Copy out all lines that hold "JSON".
**** Data for this exercise
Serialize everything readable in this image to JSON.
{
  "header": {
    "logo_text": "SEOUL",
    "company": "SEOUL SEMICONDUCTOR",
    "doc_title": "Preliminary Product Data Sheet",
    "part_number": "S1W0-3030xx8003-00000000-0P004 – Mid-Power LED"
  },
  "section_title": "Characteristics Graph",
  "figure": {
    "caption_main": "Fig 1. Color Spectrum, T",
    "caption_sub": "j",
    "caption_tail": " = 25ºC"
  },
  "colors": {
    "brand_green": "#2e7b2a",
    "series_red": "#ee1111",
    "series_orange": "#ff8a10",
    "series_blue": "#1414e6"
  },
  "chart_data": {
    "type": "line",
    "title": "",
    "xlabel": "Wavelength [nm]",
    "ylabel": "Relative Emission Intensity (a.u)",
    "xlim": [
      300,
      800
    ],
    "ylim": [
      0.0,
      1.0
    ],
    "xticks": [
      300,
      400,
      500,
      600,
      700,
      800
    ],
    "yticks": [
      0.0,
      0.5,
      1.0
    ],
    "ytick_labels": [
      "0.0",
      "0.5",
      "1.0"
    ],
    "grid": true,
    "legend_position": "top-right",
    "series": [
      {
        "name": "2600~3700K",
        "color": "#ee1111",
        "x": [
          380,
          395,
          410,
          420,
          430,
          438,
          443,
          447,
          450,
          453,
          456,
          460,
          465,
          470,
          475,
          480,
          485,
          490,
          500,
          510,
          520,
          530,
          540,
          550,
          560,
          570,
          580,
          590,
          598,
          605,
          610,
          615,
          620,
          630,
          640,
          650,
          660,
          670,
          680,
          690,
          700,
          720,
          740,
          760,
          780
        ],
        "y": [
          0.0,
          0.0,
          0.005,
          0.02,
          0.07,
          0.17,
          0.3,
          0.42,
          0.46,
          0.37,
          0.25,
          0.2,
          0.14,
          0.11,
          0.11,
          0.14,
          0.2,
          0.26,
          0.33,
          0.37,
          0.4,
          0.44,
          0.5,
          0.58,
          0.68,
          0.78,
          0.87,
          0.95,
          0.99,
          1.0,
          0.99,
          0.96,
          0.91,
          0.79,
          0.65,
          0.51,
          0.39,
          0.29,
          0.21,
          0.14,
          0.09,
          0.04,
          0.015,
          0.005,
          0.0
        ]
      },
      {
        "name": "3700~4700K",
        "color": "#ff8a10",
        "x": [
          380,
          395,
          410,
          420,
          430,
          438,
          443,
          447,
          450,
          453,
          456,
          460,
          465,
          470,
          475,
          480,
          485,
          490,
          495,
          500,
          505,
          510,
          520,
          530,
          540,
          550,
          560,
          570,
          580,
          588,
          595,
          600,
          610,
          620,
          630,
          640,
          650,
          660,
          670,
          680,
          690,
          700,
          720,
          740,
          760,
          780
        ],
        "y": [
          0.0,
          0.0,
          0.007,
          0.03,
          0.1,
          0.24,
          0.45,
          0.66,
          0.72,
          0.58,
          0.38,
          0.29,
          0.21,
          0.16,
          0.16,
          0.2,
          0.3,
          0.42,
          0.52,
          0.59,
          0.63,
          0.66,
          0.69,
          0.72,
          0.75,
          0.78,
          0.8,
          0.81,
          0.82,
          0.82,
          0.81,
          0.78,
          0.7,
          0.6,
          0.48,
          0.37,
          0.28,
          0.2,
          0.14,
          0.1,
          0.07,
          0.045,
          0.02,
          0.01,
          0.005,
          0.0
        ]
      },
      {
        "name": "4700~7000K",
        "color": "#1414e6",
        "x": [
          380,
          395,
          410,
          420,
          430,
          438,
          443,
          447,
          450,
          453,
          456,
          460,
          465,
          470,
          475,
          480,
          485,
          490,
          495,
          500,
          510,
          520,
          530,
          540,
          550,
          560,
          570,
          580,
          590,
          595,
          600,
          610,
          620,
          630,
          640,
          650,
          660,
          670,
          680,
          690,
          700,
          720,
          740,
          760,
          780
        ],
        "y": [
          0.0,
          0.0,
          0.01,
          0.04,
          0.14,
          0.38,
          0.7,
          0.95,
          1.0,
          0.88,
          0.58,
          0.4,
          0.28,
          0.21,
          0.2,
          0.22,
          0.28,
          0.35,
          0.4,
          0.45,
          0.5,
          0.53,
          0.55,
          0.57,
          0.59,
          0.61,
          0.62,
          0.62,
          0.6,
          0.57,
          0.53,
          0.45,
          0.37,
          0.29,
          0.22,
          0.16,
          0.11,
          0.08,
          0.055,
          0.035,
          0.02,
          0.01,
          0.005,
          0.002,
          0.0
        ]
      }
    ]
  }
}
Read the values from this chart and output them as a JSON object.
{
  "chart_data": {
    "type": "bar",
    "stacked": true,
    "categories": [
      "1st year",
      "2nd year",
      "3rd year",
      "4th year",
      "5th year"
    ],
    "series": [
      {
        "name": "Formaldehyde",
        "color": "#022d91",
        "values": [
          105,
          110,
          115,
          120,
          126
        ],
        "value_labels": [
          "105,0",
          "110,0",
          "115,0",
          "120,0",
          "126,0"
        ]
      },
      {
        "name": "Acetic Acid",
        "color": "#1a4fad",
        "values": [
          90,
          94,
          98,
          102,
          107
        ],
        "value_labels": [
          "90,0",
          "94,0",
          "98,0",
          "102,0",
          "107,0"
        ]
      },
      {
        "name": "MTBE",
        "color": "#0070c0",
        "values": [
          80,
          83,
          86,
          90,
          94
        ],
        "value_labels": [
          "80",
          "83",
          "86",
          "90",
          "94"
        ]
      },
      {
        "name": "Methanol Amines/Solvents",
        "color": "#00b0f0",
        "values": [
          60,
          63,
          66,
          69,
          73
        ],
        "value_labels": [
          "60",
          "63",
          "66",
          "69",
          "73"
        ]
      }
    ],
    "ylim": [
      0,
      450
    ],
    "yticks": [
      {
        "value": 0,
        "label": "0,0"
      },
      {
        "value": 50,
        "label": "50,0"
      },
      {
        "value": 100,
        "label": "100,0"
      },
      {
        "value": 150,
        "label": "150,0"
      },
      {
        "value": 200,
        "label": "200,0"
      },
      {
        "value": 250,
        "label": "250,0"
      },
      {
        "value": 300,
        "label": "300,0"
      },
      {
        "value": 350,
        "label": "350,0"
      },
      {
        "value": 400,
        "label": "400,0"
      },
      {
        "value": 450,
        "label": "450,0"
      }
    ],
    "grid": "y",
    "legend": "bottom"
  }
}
********
**** Data for this exercise
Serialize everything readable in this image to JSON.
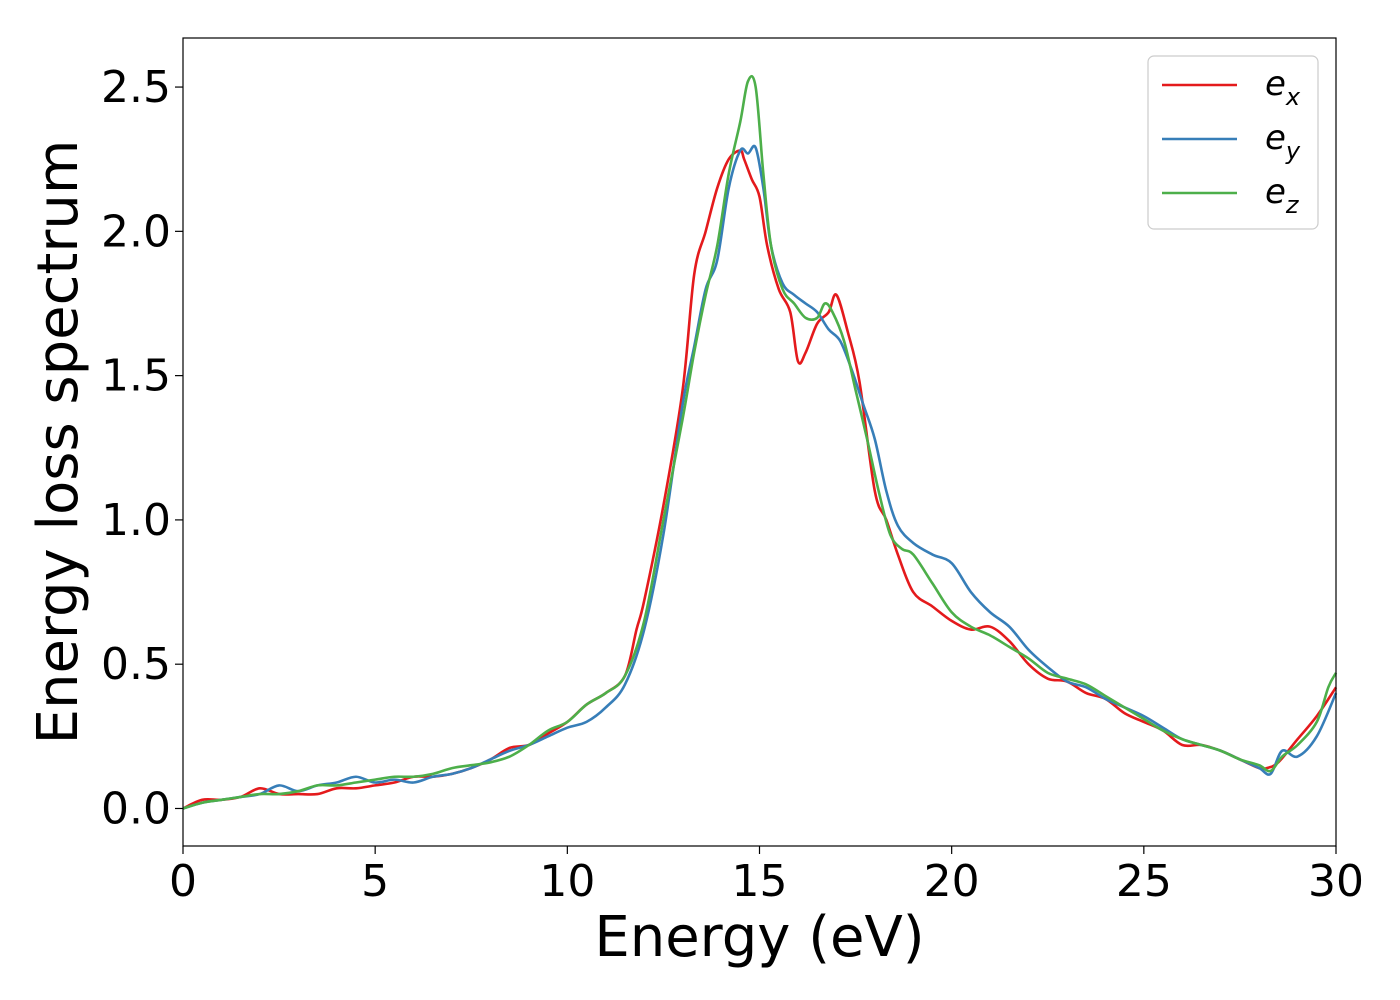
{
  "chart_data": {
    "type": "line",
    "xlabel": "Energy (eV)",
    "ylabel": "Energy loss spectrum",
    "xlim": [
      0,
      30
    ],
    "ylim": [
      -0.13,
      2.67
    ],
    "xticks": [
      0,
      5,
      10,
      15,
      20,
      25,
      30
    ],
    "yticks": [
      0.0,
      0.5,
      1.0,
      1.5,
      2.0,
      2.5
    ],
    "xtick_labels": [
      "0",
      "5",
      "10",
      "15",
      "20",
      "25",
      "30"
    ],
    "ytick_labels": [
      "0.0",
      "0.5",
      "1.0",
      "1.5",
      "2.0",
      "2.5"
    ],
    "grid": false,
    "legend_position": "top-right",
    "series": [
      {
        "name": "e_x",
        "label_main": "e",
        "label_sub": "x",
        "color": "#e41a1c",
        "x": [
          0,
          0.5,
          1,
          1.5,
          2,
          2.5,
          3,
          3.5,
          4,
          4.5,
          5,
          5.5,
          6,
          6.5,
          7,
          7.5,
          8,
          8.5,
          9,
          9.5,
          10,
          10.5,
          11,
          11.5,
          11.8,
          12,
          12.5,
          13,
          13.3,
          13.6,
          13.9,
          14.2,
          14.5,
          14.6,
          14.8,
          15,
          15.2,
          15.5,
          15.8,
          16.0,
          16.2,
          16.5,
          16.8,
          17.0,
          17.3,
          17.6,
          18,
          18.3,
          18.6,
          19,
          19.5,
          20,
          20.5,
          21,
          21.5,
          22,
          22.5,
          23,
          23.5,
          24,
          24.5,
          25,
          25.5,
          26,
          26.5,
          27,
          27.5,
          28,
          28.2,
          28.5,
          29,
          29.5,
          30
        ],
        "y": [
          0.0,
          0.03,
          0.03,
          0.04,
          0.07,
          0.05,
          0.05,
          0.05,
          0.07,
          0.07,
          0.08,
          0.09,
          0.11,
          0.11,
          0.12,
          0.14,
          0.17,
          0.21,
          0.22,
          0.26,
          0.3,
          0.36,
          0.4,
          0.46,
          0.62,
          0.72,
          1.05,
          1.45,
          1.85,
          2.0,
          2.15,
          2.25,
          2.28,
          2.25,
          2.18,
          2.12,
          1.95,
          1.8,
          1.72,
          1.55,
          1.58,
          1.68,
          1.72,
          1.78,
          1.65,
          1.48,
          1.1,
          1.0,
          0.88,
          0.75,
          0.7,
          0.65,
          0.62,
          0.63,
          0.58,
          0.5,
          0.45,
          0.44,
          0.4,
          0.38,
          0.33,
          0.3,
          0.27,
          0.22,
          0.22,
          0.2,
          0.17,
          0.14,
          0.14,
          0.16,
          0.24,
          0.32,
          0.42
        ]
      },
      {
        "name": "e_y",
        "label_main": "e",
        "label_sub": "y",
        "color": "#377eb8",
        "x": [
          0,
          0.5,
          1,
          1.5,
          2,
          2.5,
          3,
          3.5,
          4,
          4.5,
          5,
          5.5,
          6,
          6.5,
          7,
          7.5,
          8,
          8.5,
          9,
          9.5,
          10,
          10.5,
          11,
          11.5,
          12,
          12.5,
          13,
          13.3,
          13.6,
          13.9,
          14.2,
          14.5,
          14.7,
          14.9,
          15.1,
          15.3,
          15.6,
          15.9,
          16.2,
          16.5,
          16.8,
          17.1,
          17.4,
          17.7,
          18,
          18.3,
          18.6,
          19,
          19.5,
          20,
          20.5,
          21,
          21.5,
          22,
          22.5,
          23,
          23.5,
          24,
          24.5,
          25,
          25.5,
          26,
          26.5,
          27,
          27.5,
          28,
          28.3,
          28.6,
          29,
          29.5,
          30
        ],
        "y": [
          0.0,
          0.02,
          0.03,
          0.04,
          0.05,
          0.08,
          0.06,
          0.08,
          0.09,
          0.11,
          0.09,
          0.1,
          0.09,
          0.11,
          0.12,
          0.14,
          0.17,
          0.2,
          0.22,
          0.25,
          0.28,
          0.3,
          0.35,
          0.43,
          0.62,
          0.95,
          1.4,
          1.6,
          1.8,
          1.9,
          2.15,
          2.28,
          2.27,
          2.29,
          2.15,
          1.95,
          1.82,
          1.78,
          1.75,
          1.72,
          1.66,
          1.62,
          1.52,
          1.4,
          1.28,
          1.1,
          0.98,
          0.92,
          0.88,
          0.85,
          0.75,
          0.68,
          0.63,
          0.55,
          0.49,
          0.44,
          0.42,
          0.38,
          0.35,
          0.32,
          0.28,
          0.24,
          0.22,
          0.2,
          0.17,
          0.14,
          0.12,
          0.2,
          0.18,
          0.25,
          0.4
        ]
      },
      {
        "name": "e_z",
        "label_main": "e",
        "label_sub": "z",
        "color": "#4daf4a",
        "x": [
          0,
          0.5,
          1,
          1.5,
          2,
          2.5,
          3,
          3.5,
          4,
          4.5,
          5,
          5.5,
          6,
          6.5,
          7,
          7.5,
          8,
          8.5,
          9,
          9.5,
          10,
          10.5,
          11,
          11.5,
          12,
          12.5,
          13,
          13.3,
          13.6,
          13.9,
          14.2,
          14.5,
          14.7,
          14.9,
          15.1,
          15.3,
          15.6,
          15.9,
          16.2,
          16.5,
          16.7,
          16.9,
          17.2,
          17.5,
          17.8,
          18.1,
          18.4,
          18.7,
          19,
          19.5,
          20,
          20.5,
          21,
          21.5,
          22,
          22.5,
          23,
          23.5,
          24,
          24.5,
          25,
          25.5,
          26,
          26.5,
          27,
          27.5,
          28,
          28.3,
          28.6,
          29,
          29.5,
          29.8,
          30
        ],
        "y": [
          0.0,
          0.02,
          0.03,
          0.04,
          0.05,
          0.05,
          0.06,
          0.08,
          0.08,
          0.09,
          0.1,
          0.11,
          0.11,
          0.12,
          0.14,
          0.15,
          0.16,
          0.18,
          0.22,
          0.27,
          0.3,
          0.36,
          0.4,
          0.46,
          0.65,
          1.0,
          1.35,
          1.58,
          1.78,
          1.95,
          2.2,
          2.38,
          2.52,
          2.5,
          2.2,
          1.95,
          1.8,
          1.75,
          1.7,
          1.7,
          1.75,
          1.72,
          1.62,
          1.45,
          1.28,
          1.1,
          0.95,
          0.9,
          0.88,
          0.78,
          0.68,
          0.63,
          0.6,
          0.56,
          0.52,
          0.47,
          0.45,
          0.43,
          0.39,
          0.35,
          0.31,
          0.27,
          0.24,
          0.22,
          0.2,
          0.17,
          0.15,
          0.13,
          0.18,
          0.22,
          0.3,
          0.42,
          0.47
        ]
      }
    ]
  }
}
********
**** Data for this exercise
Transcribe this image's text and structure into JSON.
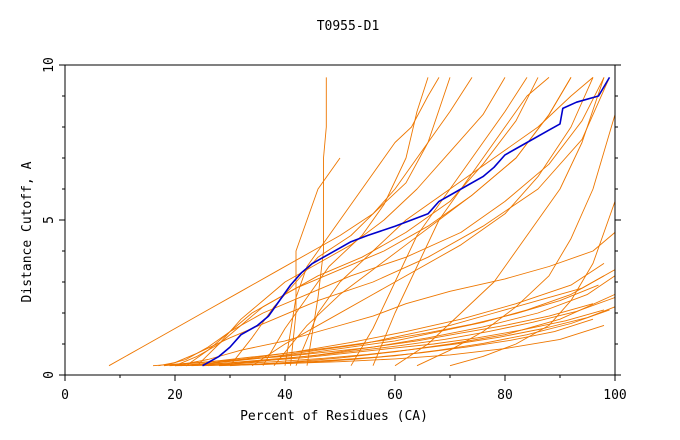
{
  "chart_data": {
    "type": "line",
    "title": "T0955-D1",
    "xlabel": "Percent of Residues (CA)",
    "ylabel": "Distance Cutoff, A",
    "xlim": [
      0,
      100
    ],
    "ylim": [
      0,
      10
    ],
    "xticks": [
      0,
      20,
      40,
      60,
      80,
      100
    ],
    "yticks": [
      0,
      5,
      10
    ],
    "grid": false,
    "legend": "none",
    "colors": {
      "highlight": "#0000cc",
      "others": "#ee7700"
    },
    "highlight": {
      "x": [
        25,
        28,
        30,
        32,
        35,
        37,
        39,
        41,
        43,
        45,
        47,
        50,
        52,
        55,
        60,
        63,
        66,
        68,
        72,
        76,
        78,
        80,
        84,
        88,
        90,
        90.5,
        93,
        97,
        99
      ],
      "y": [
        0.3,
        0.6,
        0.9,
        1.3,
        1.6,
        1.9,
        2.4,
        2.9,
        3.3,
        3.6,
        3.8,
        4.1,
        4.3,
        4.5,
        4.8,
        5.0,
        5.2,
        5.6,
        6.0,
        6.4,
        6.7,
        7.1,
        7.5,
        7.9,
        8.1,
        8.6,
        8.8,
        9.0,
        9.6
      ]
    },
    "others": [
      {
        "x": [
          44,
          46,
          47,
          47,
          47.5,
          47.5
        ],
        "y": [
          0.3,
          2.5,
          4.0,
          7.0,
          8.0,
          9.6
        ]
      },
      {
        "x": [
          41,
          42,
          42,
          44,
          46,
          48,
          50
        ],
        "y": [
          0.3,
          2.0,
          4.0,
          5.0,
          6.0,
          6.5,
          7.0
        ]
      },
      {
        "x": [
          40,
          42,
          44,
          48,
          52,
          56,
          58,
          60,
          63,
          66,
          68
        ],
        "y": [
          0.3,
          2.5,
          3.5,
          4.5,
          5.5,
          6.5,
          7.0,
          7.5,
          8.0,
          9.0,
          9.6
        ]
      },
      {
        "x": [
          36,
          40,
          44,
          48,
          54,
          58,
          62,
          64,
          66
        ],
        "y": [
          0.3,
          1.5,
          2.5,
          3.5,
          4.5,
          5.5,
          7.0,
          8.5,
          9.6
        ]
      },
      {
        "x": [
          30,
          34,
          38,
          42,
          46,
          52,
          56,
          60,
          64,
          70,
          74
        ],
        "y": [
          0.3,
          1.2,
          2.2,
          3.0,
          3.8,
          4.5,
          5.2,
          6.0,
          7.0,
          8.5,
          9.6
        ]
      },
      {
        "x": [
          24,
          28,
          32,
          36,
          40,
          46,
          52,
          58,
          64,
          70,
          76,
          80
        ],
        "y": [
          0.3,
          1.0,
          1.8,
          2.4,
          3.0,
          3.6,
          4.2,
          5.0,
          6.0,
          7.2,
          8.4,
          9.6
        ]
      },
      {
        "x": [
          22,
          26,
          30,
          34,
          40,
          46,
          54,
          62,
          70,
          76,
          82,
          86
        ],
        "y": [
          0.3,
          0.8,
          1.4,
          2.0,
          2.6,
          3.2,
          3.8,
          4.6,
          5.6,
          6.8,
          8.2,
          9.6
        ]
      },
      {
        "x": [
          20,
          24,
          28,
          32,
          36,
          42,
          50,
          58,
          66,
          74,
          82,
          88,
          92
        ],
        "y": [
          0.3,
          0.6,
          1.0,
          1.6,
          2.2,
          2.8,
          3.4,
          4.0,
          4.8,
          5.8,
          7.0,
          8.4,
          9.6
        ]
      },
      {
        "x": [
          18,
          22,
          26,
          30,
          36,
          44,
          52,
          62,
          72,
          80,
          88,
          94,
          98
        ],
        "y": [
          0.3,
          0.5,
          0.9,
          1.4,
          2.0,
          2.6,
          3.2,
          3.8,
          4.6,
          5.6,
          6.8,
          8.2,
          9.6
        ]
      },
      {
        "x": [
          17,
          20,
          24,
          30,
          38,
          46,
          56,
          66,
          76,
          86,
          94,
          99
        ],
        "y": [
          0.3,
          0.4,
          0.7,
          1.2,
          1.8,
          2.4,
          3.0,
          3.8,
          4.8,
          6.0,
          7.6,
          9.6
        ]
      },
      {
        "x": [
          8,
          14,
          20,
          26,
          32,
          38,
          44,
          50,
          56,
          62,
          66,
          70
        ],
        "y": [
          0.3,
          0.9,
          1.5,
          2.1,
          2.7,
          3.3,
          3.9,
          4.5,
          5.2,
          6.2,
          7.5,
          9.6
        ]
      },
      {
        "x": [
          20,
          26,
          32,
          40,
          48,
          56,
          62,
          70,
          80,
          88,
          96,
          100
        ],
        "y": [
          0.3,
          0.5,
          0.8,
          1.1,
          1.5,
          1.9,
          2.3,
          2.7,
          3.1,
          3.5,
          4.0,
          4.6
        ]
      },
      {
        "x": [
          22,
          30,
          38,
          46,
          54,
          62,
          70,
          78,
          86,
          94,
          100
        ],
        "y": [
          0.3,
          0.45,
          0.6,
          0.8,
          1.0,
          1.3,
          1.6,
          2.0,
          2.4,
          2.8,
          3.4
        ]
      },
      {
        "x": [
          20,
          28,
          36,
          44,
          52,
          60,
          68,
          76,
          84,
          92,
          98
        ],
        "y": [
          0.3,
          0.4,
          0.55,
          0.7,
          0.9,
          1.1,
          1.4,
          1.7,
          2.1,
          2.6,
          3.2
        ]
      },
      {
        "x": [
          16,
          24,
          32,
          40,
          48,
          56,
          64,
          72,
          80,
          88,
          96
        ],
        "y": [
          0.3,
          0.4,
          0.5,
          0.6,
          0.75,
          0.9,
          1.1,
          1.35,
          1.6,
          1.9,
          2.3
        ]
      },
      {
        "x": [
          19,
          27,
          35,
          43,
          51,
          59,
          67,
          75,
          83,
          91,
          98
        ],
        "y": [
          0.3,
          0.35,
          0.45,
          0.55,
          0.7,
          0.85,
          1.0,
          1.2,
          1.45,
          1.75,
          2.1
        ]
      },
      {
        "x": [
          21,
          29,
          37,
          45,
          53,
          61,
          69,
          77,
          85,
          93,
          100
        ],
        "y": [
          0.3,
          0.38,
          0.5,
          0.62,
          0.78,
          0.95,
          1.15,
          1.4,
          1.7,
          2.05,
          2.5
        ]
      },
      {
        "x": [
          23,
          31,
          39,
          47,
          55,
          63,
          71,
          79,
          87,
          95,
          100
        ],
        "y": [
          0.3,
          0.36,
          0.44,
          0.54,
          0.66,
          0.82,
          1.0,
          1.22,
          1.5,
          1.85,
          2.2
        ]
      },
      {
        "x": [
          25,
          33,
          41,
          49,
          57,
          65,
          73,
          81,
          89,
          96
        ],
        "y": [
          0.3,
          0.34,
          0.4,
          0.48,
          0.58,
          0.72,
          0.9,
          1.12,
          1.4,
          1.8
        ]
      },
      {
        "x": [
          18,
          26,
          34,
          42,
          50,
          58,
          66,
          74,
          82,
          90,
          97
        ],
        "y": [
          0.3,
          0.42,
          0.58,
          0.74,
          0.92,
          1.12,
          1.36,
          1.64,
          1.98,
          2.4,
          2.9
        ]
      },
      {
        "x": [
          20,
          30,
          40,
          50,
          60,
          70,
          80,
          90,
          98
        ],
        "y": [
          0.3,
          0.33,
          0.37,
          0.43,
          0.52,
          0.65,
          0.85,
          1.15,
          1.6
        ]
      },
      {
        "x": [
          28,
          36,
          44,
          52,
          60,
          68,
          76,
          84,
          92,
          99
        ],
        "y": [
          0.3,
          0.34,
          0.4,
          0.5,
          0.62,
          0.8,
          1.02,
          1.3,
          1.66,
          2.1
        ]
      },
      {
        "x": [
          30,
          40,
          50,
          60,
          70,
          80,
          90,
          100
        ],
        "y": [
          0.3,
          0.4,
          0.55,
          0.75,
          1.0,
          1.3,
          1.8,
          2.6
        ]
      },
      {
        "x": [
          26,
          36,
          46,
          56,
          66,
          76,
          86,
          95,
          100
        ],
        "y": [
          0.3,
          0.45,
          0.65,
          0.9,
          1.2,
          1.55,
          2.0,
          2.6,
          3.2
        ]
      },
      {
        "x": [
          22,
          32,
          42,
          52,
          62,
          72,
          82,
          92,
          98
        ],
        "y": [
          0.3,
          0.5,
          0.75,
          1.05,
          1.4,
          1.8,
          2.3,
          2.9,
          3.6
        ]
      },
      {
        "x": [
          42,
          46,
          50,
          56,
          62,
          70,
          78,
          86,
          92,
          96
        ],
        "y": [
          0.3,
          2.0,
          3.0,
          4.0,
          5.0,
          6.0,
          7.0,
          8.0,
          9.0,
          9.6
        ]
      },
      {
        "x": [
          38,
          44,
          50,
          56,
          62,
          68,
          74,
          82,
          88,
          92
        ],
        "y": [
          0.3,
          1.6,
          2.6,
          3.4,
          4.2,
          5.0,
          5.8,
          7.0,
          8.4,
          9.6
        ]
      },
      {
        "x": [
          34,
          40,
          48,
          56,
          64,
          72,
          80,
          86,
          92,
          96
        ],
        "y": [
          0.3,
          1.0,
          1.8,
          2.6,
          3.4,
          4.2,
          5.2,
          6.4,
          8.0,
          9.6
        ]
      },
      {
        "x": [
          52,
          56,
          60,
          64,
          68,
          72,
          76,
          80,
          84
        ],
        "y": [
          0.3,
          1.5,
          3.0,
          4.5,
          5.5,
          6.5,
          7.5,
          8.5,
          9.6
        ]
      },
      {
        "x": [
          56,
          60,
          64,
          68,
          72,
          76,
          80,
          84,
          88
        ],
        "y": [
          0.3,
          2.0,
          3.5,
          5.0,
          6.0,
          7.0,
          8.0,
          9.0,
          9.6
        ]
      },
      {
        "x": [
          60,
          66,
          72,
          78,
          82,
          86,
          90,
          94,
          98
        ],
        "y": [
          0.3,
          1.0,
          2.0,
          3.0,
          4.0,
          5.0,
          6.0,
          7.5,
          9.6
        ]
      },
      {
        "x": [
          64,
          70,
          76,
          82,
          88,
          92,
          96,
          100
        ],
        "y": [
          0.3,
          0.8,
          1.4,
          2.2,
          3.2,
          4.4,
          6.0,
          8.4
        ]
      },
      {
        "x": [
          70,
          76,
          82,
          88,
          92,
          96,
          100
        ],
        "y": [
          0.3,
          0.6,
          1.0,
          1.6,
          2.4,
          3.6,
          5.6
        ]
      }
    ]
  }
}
********
● Answer to the exercise:
Serialize everything readable in this image to JSON.
Read the values from this chart and output them as a JSON object.
Serialize everything readable in this image to JSON.
Transcribe this image's text and structure into JSON.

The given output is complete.